(Element position data)
☆ ☆ ☆
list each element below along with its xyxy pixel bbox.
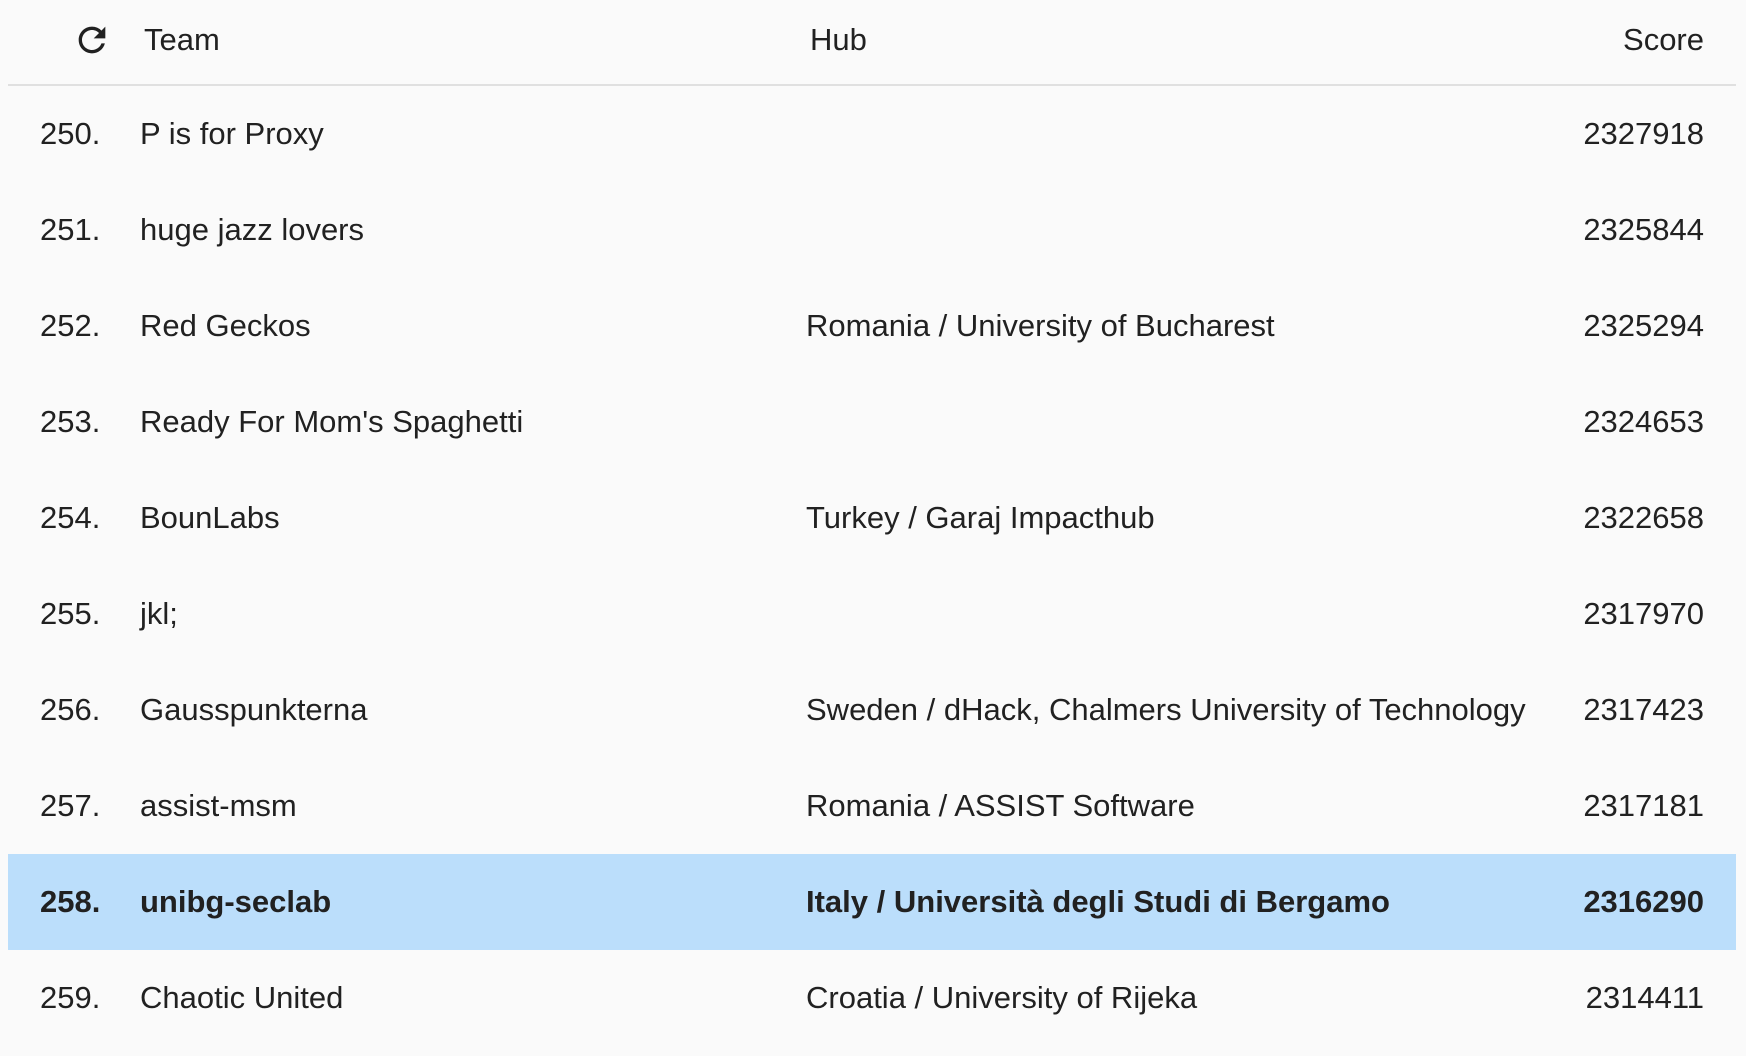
score-cell: 2314411 xyxy=(1585,980,1704,1015)
table-row[interactable]: 251. huge jazz lovers 2325844 xyxy=(8,182,1736,278)
rank-cell: 250. xyxy=(40,116,101,151)
team-cell: Chaotic United xyxy=(140,980,344,1015)
table-row[interactable]: 253. Ready For Mom's Spaghetti 2324653 xyxy=(8,374,1736,470)
team-cell: Ready For Mom's Spaghetti xyxy=(140,404,524,439)
team-cell: jkl; xyxy=(140,596,178,631)
score-cell: 2325294 xyxy=(1583,308,1704,343)
table-row[interactable]: 250. P is for Proxy 2327918 xyxy=(8,86,1736,182)
table-row[interactable]: 252. Red Geckos Romania / University of … xyxy=(8,278,1736,374)
score-cell: 2317970 xyxy=(1583,596,1704,631)
table-row[interactable]: 256. Gausspunkterna Sweden / dHack, Chal… xyxy=(8,662,1736,758)
score-cell: 2322658 xyxy=(1583,500,1704,535)
score-cell: 2325844 xyxy=(1583,212,1704,247)
score-cell: 2317423 xyxy=(1583,692,1704,727)
table-body: 250. P is for Proxy 2327918 251. huge ja… xyxy=(8,86,1736,1046)
team-cell: P is for Proxy xyxy=(140,116,324,151)
hub-cell: Sweden / dHack, Chalmers University of T… xyxy=(806,692,1526,727)
score-cell: 2324653 xyxy=(1583,404,1704,439)
rank-cell: 258. xyxy=(40,884,101,919)
rank-cell: 259. xyxy=(40,980,101,1015)
team-cell: unibg-seclab xyxy=(140,884,332,919)
rank-cell: 252. xyxy=(40,308,101,343)
rank-cell: 255. xyxy=(40,596,101,631)
score-cell: 2316290 xyxy=(1583,884,1704,919)
rank-cell: 251. xyxy=(40,212,101,247)
score-cell: 2317181 xyxy=(1583,788,1704,823)
table-row[interactable]: 259. Chaotic United Croatia / University… xyxy=(8,950,1736,1046)
leaderboard-table: Team Hub Score 250. P is for Proxy 23279… xyxy=(8,0,1736,1046)
hub-cell: Romania / University of Bucharest xyxy=(806,308,1275,343)
table-row[interactable]: 257. assist-msm Romania / ASSIST Softwar… xyxy=(8,758,1736,854)
team-cell: Gausspunkterna xyxy=(140,692,368,727)
rank-cell: 253. xyxy=(40,404,101,439)
refresh-icon[interactable] xyxy=(72,20,112,60)
hub-cell: Italy / Università degli Studi di Bergam… xyxy=(806,884,1390,919)
team-cell: Red Geckos xyxy=(140,308,311,343)
table-row[interactable]: 255. jkl; 2317970 xyxy=(8,566,1736,662)
team-cell: BounLabs xyxy=(140,500,280,535)
score-cell: 2327918 xyxy=(1583,116,1704,151)
column-header-score[interactable]: Score xyxy=(1623,20,1704,60)
rank-cell: 257. xyxy=(40,788,101,823)
team-cell: huge jazz lovers xyxy=(140,212,365,247)
rank-cell: 254. xyxy=(40,500,101,535)
team-cell: assist-msm xyxy=(140,788,297,823)
hub-cell: Croatia / University of Rijeka xyxy=(806,980,1198,1015)
hub-cell: Romania / ASSIST Software xyxy=(806,788,1195,823)
table-row[interactable]: 254. BounLabs Turkey / Garaj Impacthub 2… xyxy=(8,470,1736,566)
table-header: Team Hub Score xyxy=(8,0,1736,86)
rank-cell: 256. xyxy=(40,692,101,727)
column-header-hub[interactable]: Hub xyxy=(810,20,867,60)
column-header-team[interactable]: Team xyxy=(144,20,220,60)
table-row[interactable]: 258. unibg-seclab Italy / Università deg… xyxy=(8,854,1736,950)
hub-cell: Turkey / Garaj Impacthub xyxy=(806,500,1155,535)
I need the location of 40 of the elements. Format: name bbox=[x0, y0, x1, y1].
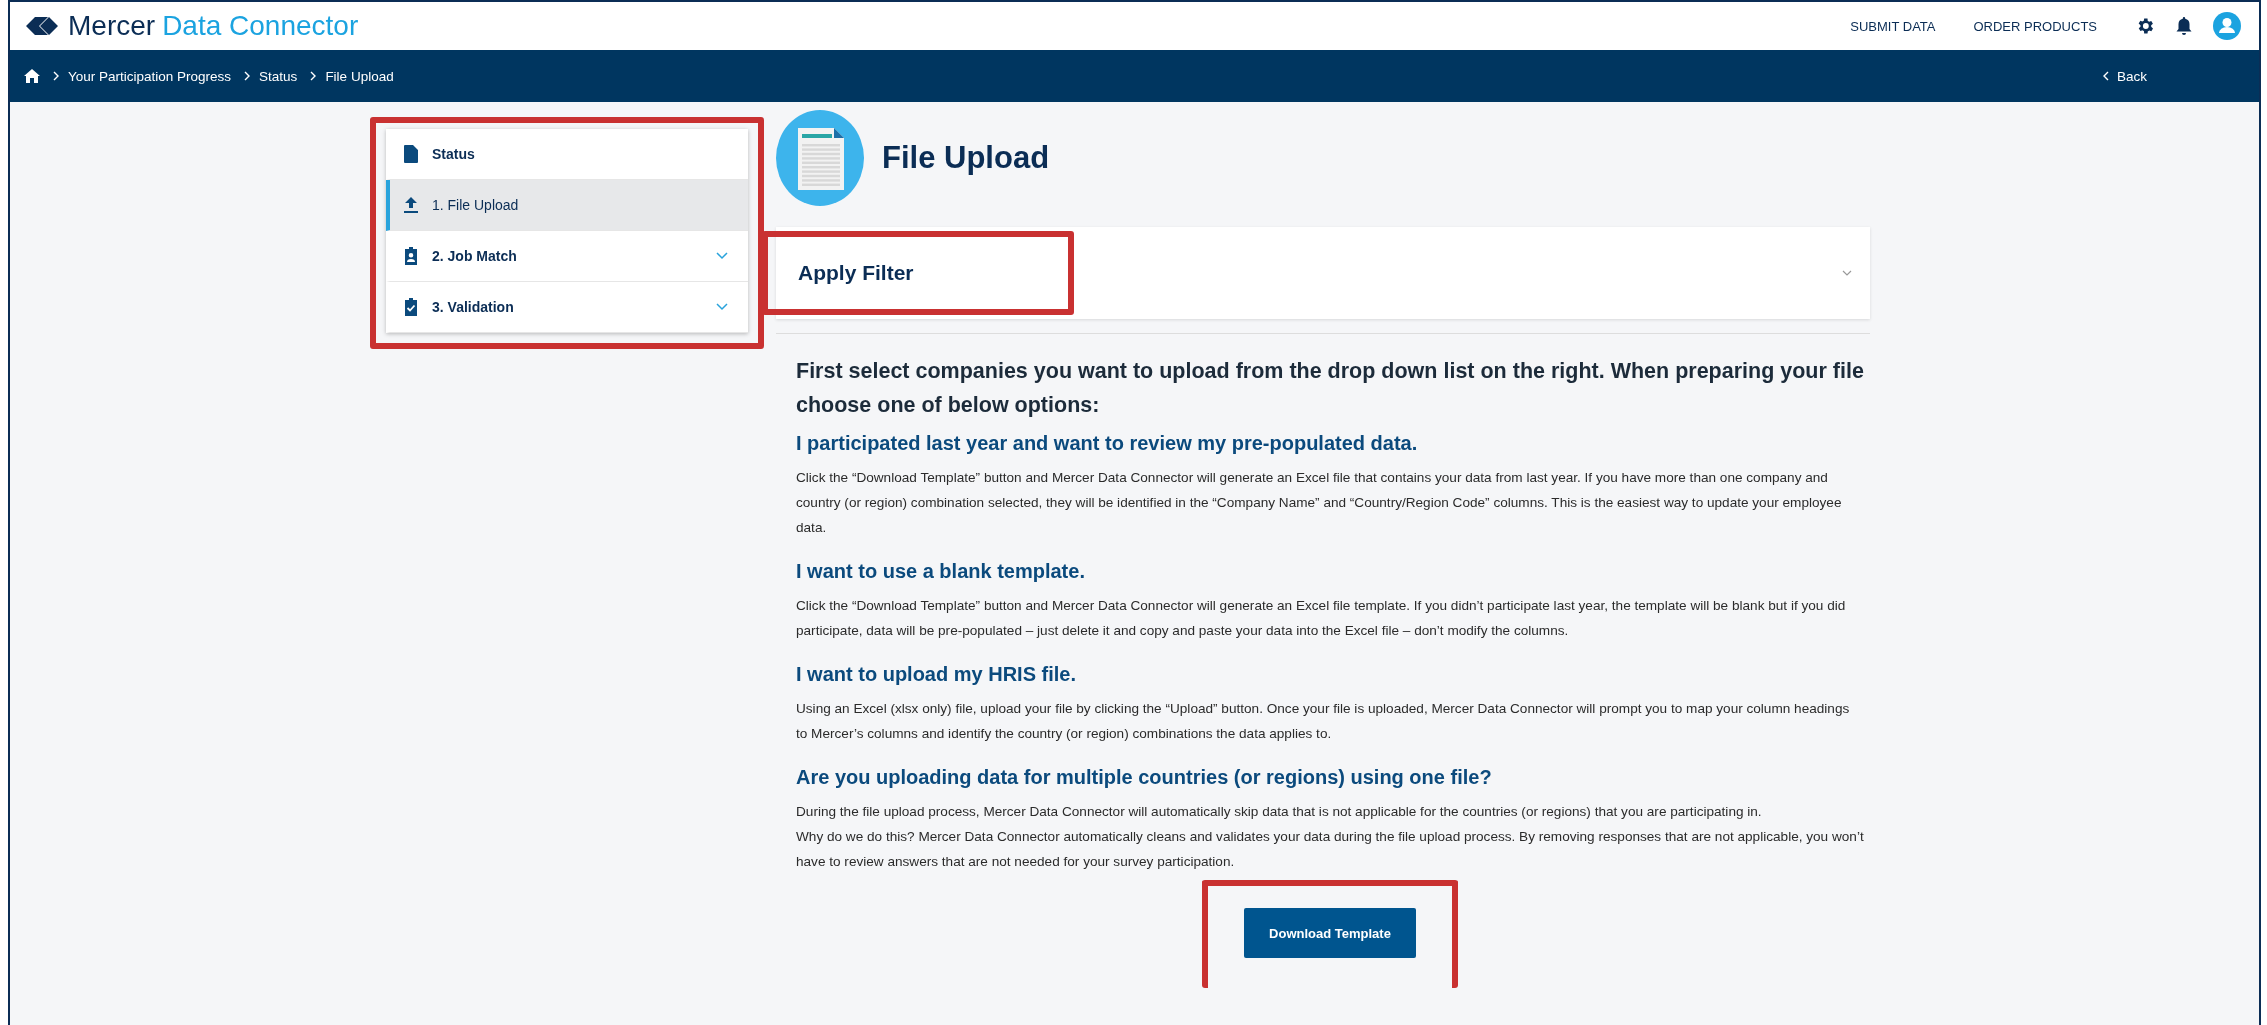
☆ ☆ ☆
## What needs to be done
Rewrite all of the entries above, swapping each "score-cell" for "points-cell" and leaving everything else as it is. Leave the pictures out of your answer.

## Exercise response
list each element below along with its xyxy pixel bbox.
points-cell: 2314411 xyxy=(1585,980,1704,1015)
table-row[interactable]: 251. huge jazz lovers 2325844 xyxy=(8,182,1736,278)
rank-cell: 250. xyxy=(40,116,101,151)
team-cell: Chaotic United xyxy=(140,980,344,1015)
table-row[interactable]: 253. Ready For Mom's Spaghetti 2324653 xyxy=(8,374,1736,470)
team-cell: Ready For Mom's Spaghetti xyxy=(140,404,524,439)
team-cell: jkl; xyxy=(140,596,178,631)
points-cell: 2325294 xyxy=(1583,308,1704,343)
table-row[interactable]: 250. P is for Proxy 2327918 xyxy=(8,86,1736,182)
table-row[interactable]: 252. Red Geckos Romania / University of … xyxy=(8,278,1736,374)
points-cell: 2317970 xyxy=(1583,596,1704,631)
table-row[interactable]: 256. Gausspunkterna Sweden / dHack, Chal… xyxy=(8,662,1736,758)
points-cell: 2322658 xyxy=(1583,500,1704,535)
points-cell: 2325844 xyxy=(1583,212,1704,247)
points-cell: 2317423 xyxy=(1583,692,1704,727)
table-body: 250. P is for Proxy 2327918 251. huge ja… xyxy=(8,86,1736,1046)
team-cell: P is for Proxy xyxy=(140,116,324,151)
hub-cell: Sweden / dHack, Chalmers University of T… xyxy=(806,692,1526,727)
points-cell: 2324653 xyxy=(1583,404,1704,439)
rank-cell: 258. xyxy=(40,884,101,919)
rank-cell: 259. xyxy=(40,980,101,1015)
team-cell: unibg-seclab xyxy=(140,884,332,919)
rank-cell: 252. xyxy=(40,308,101,343)
rank-cell: 255. xyxy=(40,596,101,631)
points-cell: 2316290 xyxy=(1583,884,1704,919)
rank-cell: 251. xyxy=(40,212,101,247)
points-cell: 2317181 xyxy=(1583,788,1704,823)
table-row[interactable]: 259. Chaotic United Croatia / University… xyxy=(8,950,1736,1046)
leaderboard-table: Team Hub Score 250. P is for Proxy 23279… xyxy=(8,0,1736,1046)
hub-cell: Romania / University of Bucharest xyxy=(806,308,1275,343)
table-row[interactable]: 257. assist-msm Romania / ASSIST Softwar… xyxy=(8,758,1736,854)
team-cell: Gausspunkterna xyxy=(140,692,368,727)
rank-cell: 253. xyxy=(40,404,101,439)
refresh-icon[interactable] xyxy=(72,20,112,60)
hub-cell: Italy / Università degli Studi di Bergam… xyxy=(806,884,1390,919)
team-cell: Red Geckos xyxy=(140,308,311,343)
table-row[interactable]: 255. jkl; 2317970 xyxy=(8,566,1736,662)
team-cell: BounLabs xyxy=(140,500,280,535)
points-cell: 2327918 xyxy=(1583,116,1704,151)
column-header-score[interactable]: Score xyxy=(1623,20,1704,60)
rank-cell: 257. xyxy=(40,788,101,823)
team-cell: huge jazz lovers xyxy=(140,212,365,247)
rank-cell: 254. xyxy=(40,500,101,535)
team-cell: assist-msm xyxy=(140,788,297,823)
hub-cell: Croatia / University of Rijeka xyxy=(806,980,1198,1015)
hub-cell: Romania / ASSIST Software xyxy=(806,788,1195,823)
table-row[interactable]: 254. BounLabs Turkey / Garaj Impacthub 2… xyxy=(8,470,1736,566)
table-header: Team Hub Score xyxy=(8,0,1736,86)
rank-cell: 256. xyxy=(40,692,101,727)
column-header-hub[interactable]: Hub xyxy=(810,20,867,60)
column-header-team[interactable]: Team xyxy=(144,20,220,60)
table-row[interactable]: 258. unibg-seclab Italy / Università deg… xyxy=(8,854,1736,950)
hub-cell: Turkey / Garaj Impacthub xyxy=(806,500,1155,535)
I need the location of 40 of the elements. Format: name bbox=[x0, y0, x1, y1].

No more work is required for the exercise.